▶ _Ausgewählter Auszug_:

# Maxim wählte die 100 heißesten Frauen 2011!



## Mandalorianer (5 Mai 2011)

*Maxim wählte die 100 heißesten Frauen 2011!​*

Hot! Hot! Hot! Das Maxim-Magazin wählte auch dieses Jahr die heißesten Frauen des Jahres. Diesmal belegt das Supermodel Rosie Huntington-Whiteley (23) Platz 1 des Rankings. Rosie darf sich nun ein Jahr lang „Hottest woman on earth“ nennen - ein wirklich schmeichelhafter Titel. Zurzeit scheint bei dem Victoria's Secret-Model einfach alles glatt zu laufen: Sie ersetzte Megan Fox (24) in dem neuen „Transformers“-Streifen und auch privat schwebt sie mit Action-Star Jason Statham (43) auf Wolke 7.

Platz 2 belegte die hübsche Brünette Olivia Munn (30), gefolgt von sexy Katy Perry (26), Hollywood-Schönheit Cameron Diaz (38) und der rehäugigen Mila Kunis (27), die auf einem würdigen fünften Platz landete. Sogar die frisch vermählte Herzogin Kate (29) taucht in dem heißen Voting auf und konnte mit ihrer Traumfigur und ihrem schönen Lächeln Platz 26 für sich bestreiten. Wir haben die Top 10 der 100 heißesten Frauen noch einmal für euch aufgelistet. Das komplette Ranking könnt ihr euch hier ansehen. Viel Spaß!

▶ _Bereitgestelltes Material_:
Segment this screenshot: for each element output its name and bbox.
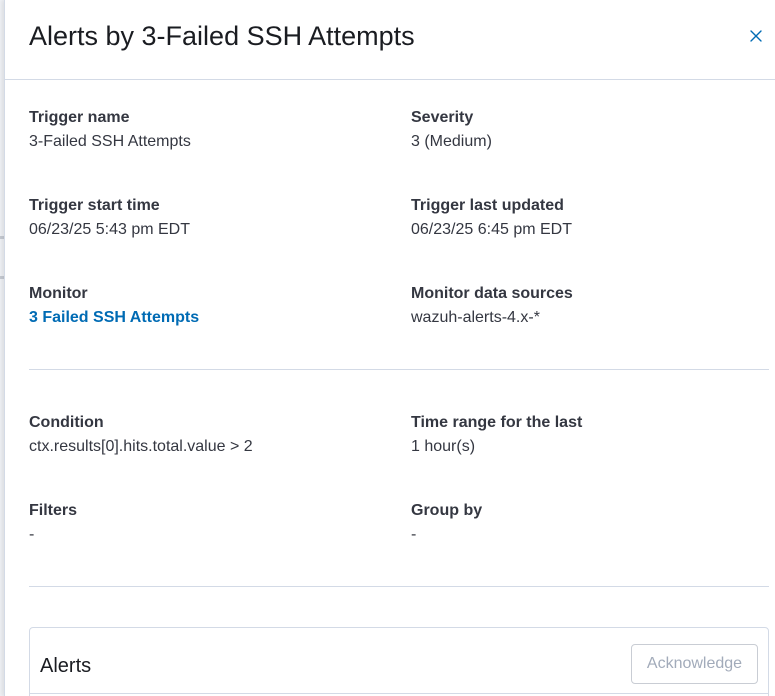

▶ _Arbeitsauftrag 1_: Welchen Platz erreichte Herzogin Kate laut dem Beitrag zum Maxim-Ranking 2011?
▶ _Arbeitsauftrag 2_: Gib aus dem Beitrag zum Maxim-Ranking 2011 den Abschnitt wortgetreu wieder, der mit den Worten „Hot! Hot! Hot!“ beginnt und mit „auf Wolke 7.“ schließt.
▶ _Arbeitsauftrag 3_: Führe den Beitrag zum Maxim-Ranking 2011 im Anschluss an seinen letzten Satz weiter.

▶ _Endergebnis 1_: Platz 26.

▶ _Endergebnis 2_:
Hot! Hot! Hot! Das Maxim-Magazin wählte auch dieses Jahr die heißesten Frauen des Jahres. Diesmal belegt das Supermodel Rosie Huntington-Whiteley (23) Platz 1 des Rankings. Rosie darf sich nun ein Jahr lang „Hottest woman on earth“ nennen - ein wirklich schmeichelhafter Titel. Zurzeit scheint bei dem Victoria's Secret-Model einfach alles glatt zu laufen: Sie ersetzte Megan Fox (24) in dem neuen „Transformers“-Streifen und auch privat schwebt sie mit Action-Star Jason Statham (43) auf Wolke 7.

▶ _Endergebnis 3_:
*Top 20 der Maxim Top 100:

1. Rosie Huntington-Whiteley*
*2. Olivia Munn
3. Katy Perry
4. Cameron Diaz
5. Mila Kunis
6. Bar Rafaeli
7. Anne Hathaway
8. Natalie Portman
9. Cobie Smulders
10. Jennifer Lawrence 
11. Jordana Brewster
12. January Jones
13.Kaley Cuoco
14. Scarlett Johansson
15. Olivia Wilde
16. Leighton Meester
17. Megan Fox
18. Eva Mendes
19. Anna Kurnikova
20. Taylor Swift

…25. Britney Spears
…26. Kate Middleton
…54. Vanessa Hudgens
…64. Miley Cyrus
…69. Emma Watson*


*Gruss Gollum*


----------



## Stefan102 (5 Mai 2011)

Yeah Portman auf Platz #8


----------



## Punisher (5 Mai 2011)

Vanessa Hudgens nur auf 54 :-((


----------



## beachkini (5 Mai 2011)

freue mich für rosie 

ihr twitter statement zu der wahl:



> Im so flattered to be voted Maxims number 1 on the 2011 Hot 100 list. Thank you it's a huge honour.


----------



## Chamser81 (5 Mai 2011)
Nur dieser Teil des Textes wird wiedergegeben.